**STATED TASK**
Leave the pictures out and transcribe every record exactly.

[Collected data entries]
____________________

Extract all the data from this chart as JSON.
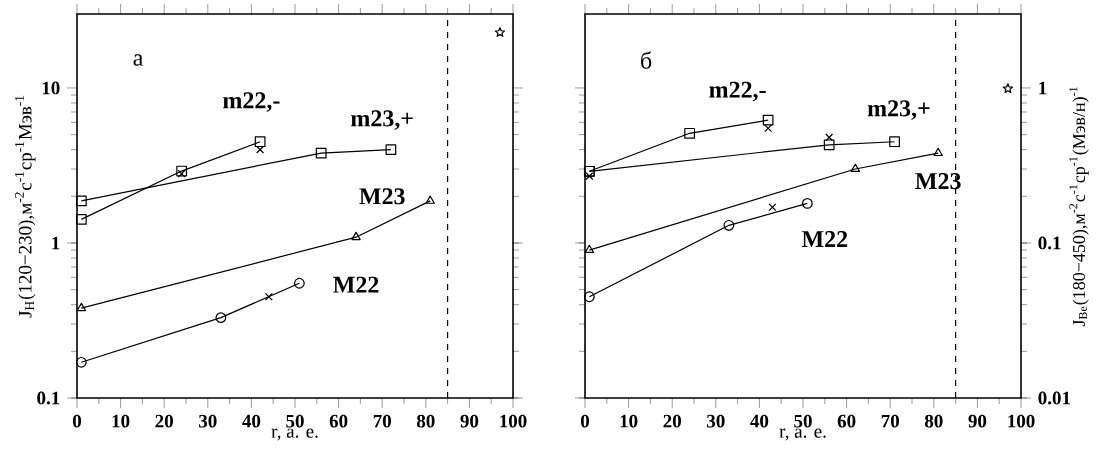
{
  "chart_data": [
    {
      "type": "line",
      "xlabel": "r,  а. е.",
      "ylabel": "J$_{Н}$(120−230),м$^{-2}$с$^{-1}$ср$^{-1}$Мэв$^{-1}$",
      "annotations": [
        "а"
      ],
      "log": "y",
      "xlim": [
        0,
        100
      ],
      "xticks": [
        0,
        10,
        20,
        30,
        40,
        50,
        60,
        70,
        80,
        90,
        100
      ],
      "ylim": [
        0.1,
        30
      ],
      "yticks": [
        0.1,
        1,
        10
      ],
      "ref_lines": [
        {
          "axis": "x",
          "value": 85,
          "line_style": "dashed"
        }
      ],
      "series": [
        {
          "name": "m22,-",
          "color": "#000000",
          "marker": "square",
          "x": [
            1,
            24,
            42
          ],
          "values": [
            1.42,
            2.91,
            4.5
          ]
        },
        {
          "name": "m23,+",
          "color": "#000000",
          "marker": "square",
          "x": [
            1,
            56,
            72
          ],
          "values": [
            1.87,
            3.8,
            4.0
          ]
        },
        {
          "name": "M23",
          "color": "#000000",
          "marker": "triangle",
          "x": [
            1,
            64,
            81
          ],
          "values": [
            0.38,
            1.09,
            1.87
          ]
        },
        {
          "name": "M22",
          "color": "#000000",
          "marker": "circle",
          "x": [
            1,
            33,
            51
          ],
          "values": [
            0.17,
            0.33,
            0.55
          ]
        },
        {
          "type": "scatter",
          "color": "#000000",
          "marker": "cross",
          "x": [
            24,
            42,
            44
          ],
          "values": [
            2.8,
            4.0,
            0.45
          ]
        },
        {
          "type": "scatter",
          "color": "#000000",
          "marker": "star",
          "x": [
            97
          ],
          "values": [
            22.8
          ]
        }
      ]
    },
    {
      "type": "line",
      "xlabel": "r,  а. е.",
      "y2label": "J$_{Ве}$(180−450),м$^{-2}$с$^{-1}$ср$^{-1}$(Мэв/н)$^{-1}$",
      "annotations": [
        "б"
      ],
      "log": "y2",
      "xlim": [
        0,
        100
      ],
      "xticks": [
        0,
        10,
        20,
        30,
        40,
        50,
        60,
        70,
        80,
        90,
        100
      ],
      "y2lim": [
        0.01,
        3
      ],
      "y2ticks": [
        0.01,
        0.1,
        1
      ],
      "ref_lines": [
        {
          "axis": "x",
          "value": 85,
          "line_style": "dashed"
        }
      ],
      "series": [
        {
          "name": "m22,-",
          "color": "#000000",
          "marker": "square",
          "axis": "y2",
          "x": [
            1,
            24,
            42
          ],
          "values": [
            0.29,
            0.51,
            0.62
          ]
        },
        {
          "name": "m23,+",
          "color": "#000000",
          "marker": "square",
          "axis": "y2",
          "x": [
            1,
            56,
            71
          ],
          "values": [
            0.29,
            0.43,
            0.45
          ]
        },
        {
          "name": "M23",
          "color": "#000000",
          "marker": "triangle",
          "axis": "y2",
          "x": [
            1,
            62,
            81
          ],
          "values": [
            0.09,
            0.3,
            0.38
          ]
        },
        {
          "name": "M22",
          "color": "#000000",
          "marker": "circle",
          "axis": "y2",
          "x": [
            1,
            33,
            51
          ],
          "values": [
            0.045,
            0.13,
            0.18
          ]
        },
        {
          "type": "scatter",
          "color": "#000000",
          "marker": "cross",
          "axis": "y2",
          "x": [
            1,
            42,
            43,
            56
          ],
          "values": [
            0.27,
            0.55,
            0.17,
            0.48
          ]
        },
        {
          "type": "scatter",
          "color": "#000000",
          "marker": "star",
          "axis": "y2",
          "x": [
            97
          ],
          "values": [
            0.99
          ]
        }
      ]
    }
  ]
}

____________________

**WRITTEN SOLUTION**
Extract all the data from this chart as JSON.
{
  "chart_data": [
    {
      "type": "line",
      "xlabel": "r,  а. е.",
      "ylabel": "J$_{Н}$(120−230),м$^{-2}$с$^{-1}$ср$^{-1}$Мэв$^{-1}$",
      "annotations": [
        "а"
      ],
      "log": "y",
      "xlim": [
        0,
        100
      ],
      "xticks": [
        0,
        10,
        20,
        30,
        40,
        50,
        60,
        70,
        80,
        90,
        100
      ],
      "ylim": [
        0.1,
        30
      ],
      "yticks": [
        0.1,
        1,
        10
      ],
      "ref_lines": [
        {
          "axis": "x",
          "value": 85,
          "line_style": "dashed"
        }
      ],
      "series": [
        {
          "name": "m22,-",
          "color": "#000000",
          "marker": "square",
          "x": [
            1,
            24,
            42
          ],
          "values": [
            1.42,
            2.91,
            4.5
          ]
        },
        {
          "name": "m23,+",
          "color": "#000000",
          "marker": "square",
          "x": [
            1,
            56,
            72
          ],
          "values": [
            1.87,
            3.8,
            4.0
          ]
        },
        {
          "name": "M23",
          "color": "#000000",
          "marker": "triangle",
          "x": [
            1,
            64,
            81
          ],
          "values": [
            0.38,
            1.09,
            1.87
          ]
        },
        {
          "name": "M22",
          "color": "#000000",
          "marker": "circle",
          "x": [
            1,
            33,
            51
          ],
          "values": [
            0.17,
            0.33,
            0.55
          ]
        },
        {
          "type": "scatter",
          "color": "#000000",
          "marker": "cross",
          "x": [
            24,
            42,
            44
          ],
          "values": [
            2.8,
            4.0,
            0.45
          ]
        },
        {
          "type": "scatter",
          "color": "#000000",
          "marker": "star",
          "x": [
            97
          ],
          "values": [
            22.8
          ]
        }
      ]
    },
    {
      "type": "line",
      "xlabel": "r,  а. е.",
      "y2label": "J$_{Ве}$(180−450),м$^{-2}$с$^{-1}$ср$^{-1}$(Мэв/н)$^{-1}$",
      "annotations": [
        "б"
      ],
      "log": "y2",
      "xlim": [
        0,
        100
      ],
      "xticks": [
        0,
        10,
        20,
        30,
        40,
        50,
        60,
        70,
        80,
        90,
        100
      ],
      "y2lim": [
        0.01,
        3
      ],
      "y2ticks": [
        0.01,
        0.1,
        1
      ],
      "ref_lines": [
        {
          "axis": "x",
          "value": 85,
          "line_style": "dashed"
        }
      ],
      "series": [
        {
          "name": "m22,-",
          "color": "#000000",
          "marker": "square",
          "axis": "y2",
          "x": [
            1,
            24,
            42
          ],
          "values": [
            0.29,
            0.51,
            0.62
          ]
        },
        {
          "name": "m23,+",
          "color": "#000000",
          "marker": "square",
          "axis": "y2",
          "x": [
            1,
            56,
            71
          ],
          "values": [
            0.29,
            0.43,
            0.45
          ]
        },
        {
          "name": "M23",
          "color": "#000000",
          "marker": "triangle",
          "axis": "y2",
          "x": [
            1,
            62,
            81
          ],
          "values": [
            0.09,
            0.3,
            0.38
          ]
        },
        {
          "name": "M22",
          "color": "#000000",
          "marker": "circle",
          "axis": "y2",
          "x": [
            1,
            33,
            51
          ],
          "values": [
            0.045,
            0.13,
            0.18
          ]
        },
        {
          "type": "scatter",
          "color": "#000000",
          "marker": "cross",
          "axis": "y2",
          "x": [
            1,
            42,
            43,
            56
          ],
          "values": [
            0.27,
            0.55,
            0.17,
            0.48
          ]
        },
        {
          "type": "scatter",
          "color": "#000000",
          "marker": "star",
          "axis": "y2",
          "x": [
            97
          ],
          "values": [
            0.99
          ]
        }
      ]
    }
  ]
}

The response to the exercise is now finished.